Your task:
Repeat every record exactly, but keep images out of the copy.

━━━

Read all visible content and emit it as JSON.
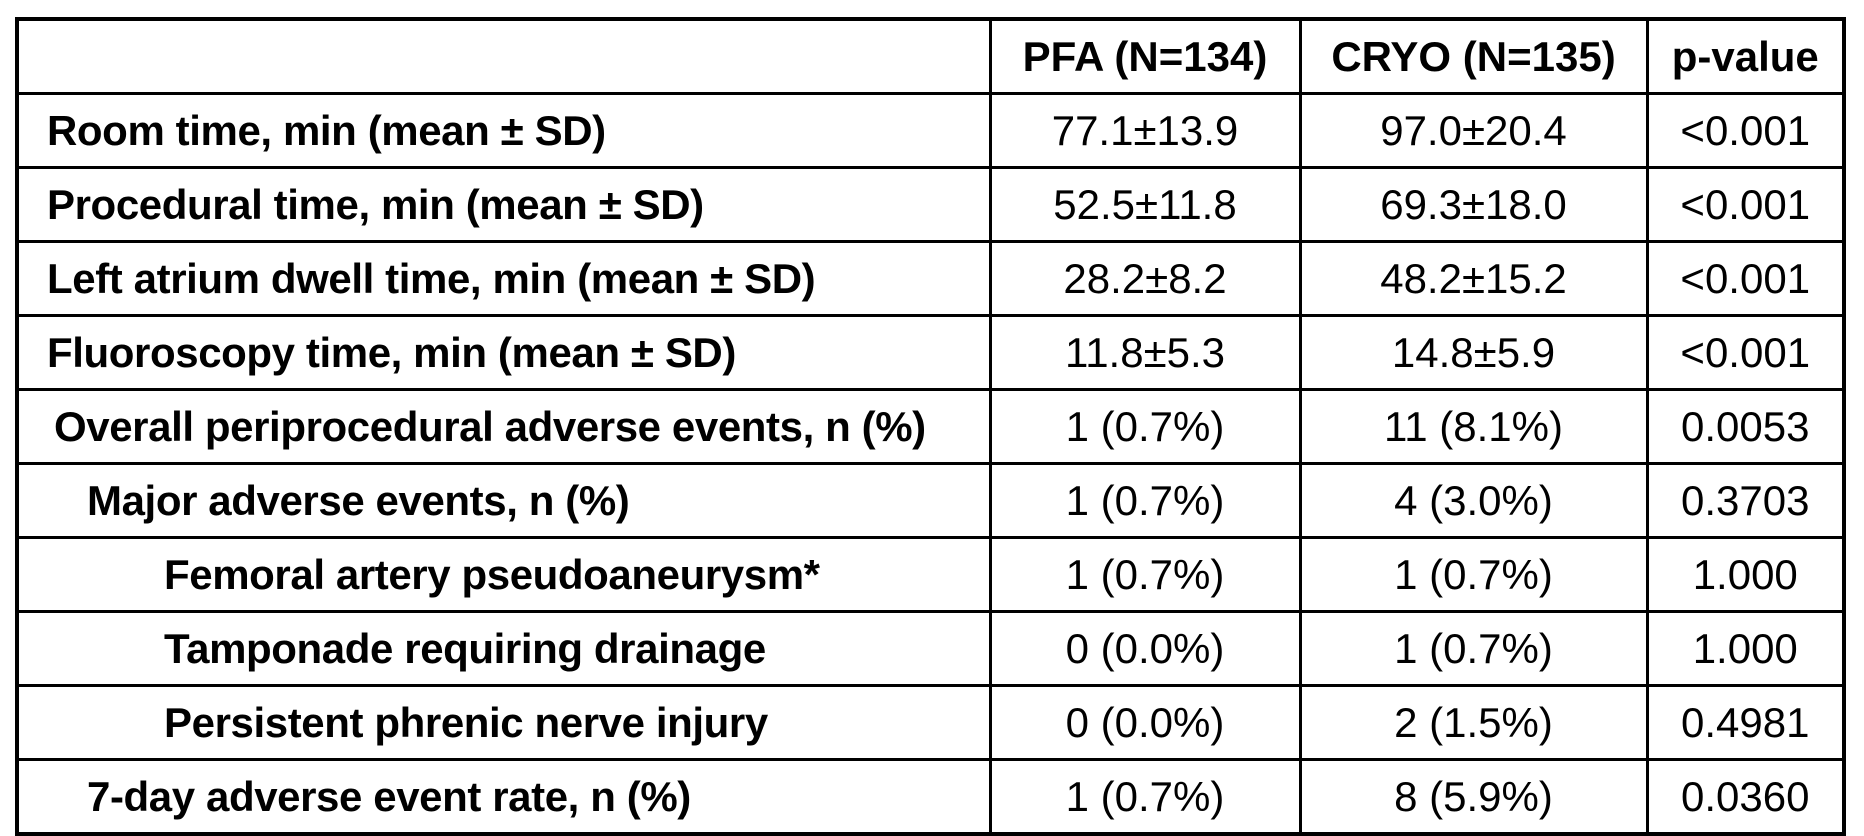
{
  "page": {
    "background_color": "#ffffff",
    "border_color": "#000000",
    "text_color": "#000000"
  },
  "table": {
    "columns": [
      "",
      "PFA (N=134)",
      "CRYO (N=135)",
      "p-value"
    ],
    "rows": [
      {
        "label": "Room time, min (mean ± SD)",
        "indent_level": 0,
        "pfa": "77.1±13.9",
        "cryo": "97.0±20.4",
        "p": "<0.001"
      },
      {
        "label": "Procedural time, min (mean ± SD)",
        "indent_level": 0,
        "pfa": "52.5±11.8",
        "cryo": "69.3±18.0",
        "p": "<0.001"
      },
      {
        "label": "Left atrium dwell time, min (mean ± SD)",
        "indent_level": 0,
        "pfa": "28.2±8.2",
        "cryo": "48.2±15.2",
        "p": "<0.001"
      },
      {
        "label": "Fluoroscopy time, min (mean ± SD)",
        "indent_level": 0,
        "pfa": "11.8±5.3",
        "cryo": "14.8±5.9",
        "p": "<0.001"
      },
      {
        "label": "Overall periprocedural adverse events, n (%)",
        "indent_level": 1,
        "pfa": "1 (0.7%)",
        "cryo": "11 (8.1%)",
        "p": "0.0053"
      },
      {
        "label": "Major adverse events, n (%)",
        "indent_level": 2,
        "pfa": "1 (0.7%)",
        "cryo": "4 (3.0%)",
        "p": "0.3703"
      },
      {
        "label": "Femoral artery pseudoaneurysm*",
        "indent_level": 3,
        "pfa": "1 (0.7%)",
        "cryo": "1 (0.7%)",
        "p": "1.000"
      },
      {
        "label": "Tamponade requiring drainage",
        "indent_level": 3,
        "pfa": "0 (0.0%)",
        "cryo": "1 (0.7%)",
        "p": "1.000"
      },
      {
        "label": "Persistent phrenic nerve injury",
        "indent_level": 3,
        "pfa": "0 (0.0%)",
        "cryo": "2 (1.5%)",
        "p": "0.4981"
      },
      {
        "label": "7-day adverse event rate, n (%)",
        "indent_level": 2,
        "pfa": "1 (0.7%)",
        "cryo": "8 (5.9%)",
        "p": "0.0360"
      }
    ]
  }
}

━━━

Answer to the task:
Read all visible content and emit it as JSON.
{
  "page": {
    "background_color": "#ffffff",
    "border_color": "#000000",
    "text_color": "#000000"
  },
  "table": {
    "columns": [
      "",
      "PFA (N=134)",
      "CRYO (N=135)",
      "p-value"
    ],
    "rows": [
      {
        "label": "Room time, min (mean ± SD)",
        "indent_level": 0,
        "pfa": "77.1±13.9",
        "cryo": "97.0±20.4",
        "p": "<0.001"
      },
      {
        "label": "Procedural time, min (mean ± SD)",
        "indent_level": 0,
        "pfa": "52.5±11.8",
        "cryo": "69.3±18.0",
        "p": "<0.001"
      },
      {
        "label": "Left atrium dwell time, min (mean ± SD)",
        "indent_level": 0,
        "pfa": "28.2±8.2",
        "cryo": "48.2±15.2",
        "p": "<0.001"
      },
      {
        "label": "Fluoroscopy time, min (mean ± SD)",
        "indent_level": 0,
        "pfa": "11.8±5.3",
        "cryo": "14.8±5.9",
        "p": "<0.001"
      },
      {
        "label": "Overall periprocedural adverse events, n (%)",
        "indent_level": 1,
        "pfa": "1 (0.7%)",
        "cryo": "11 (8.1%)",
        "p": "0.0053"
      },
      {
        "label": "Major adverse events, n (%)",
        "indent_level": 2,
        "pfa": "1 (0.7%)",
        "cryo": "4 (3.0%)",
        "p": "0.3703"
      },
      {
        "label": "Femoral artery pseudoaneurysm*",
        "indent_level": 3,
        "pfa": "1 (0.7%)",
        "cryo": "1 (0.7%)",
        "p": "1.000"
      },
      {
        "label": "Tamponade requiring drainage",
        "indent_level": 3,
        "pfa": "0 (0.0%)",
        "cryo": "1 (0.7%)",
        "p": "1.000"
      },
      {
        "label": "Persistent phrenic nerve injury",
        "indent_level": 3,
        "pfa": "0 (0.0%)",
        "cryo": "2 (1.5%)",
        "p": "0.4981"
      },
      {
        "label": "7-day adverse event rate, n (%)",
        "indent_level": 2,
        "pfa": "1 (0.7%)",
        "cryo": "8 (5.9%)",
        "p": "0.0360"
      }
    ]
  }
}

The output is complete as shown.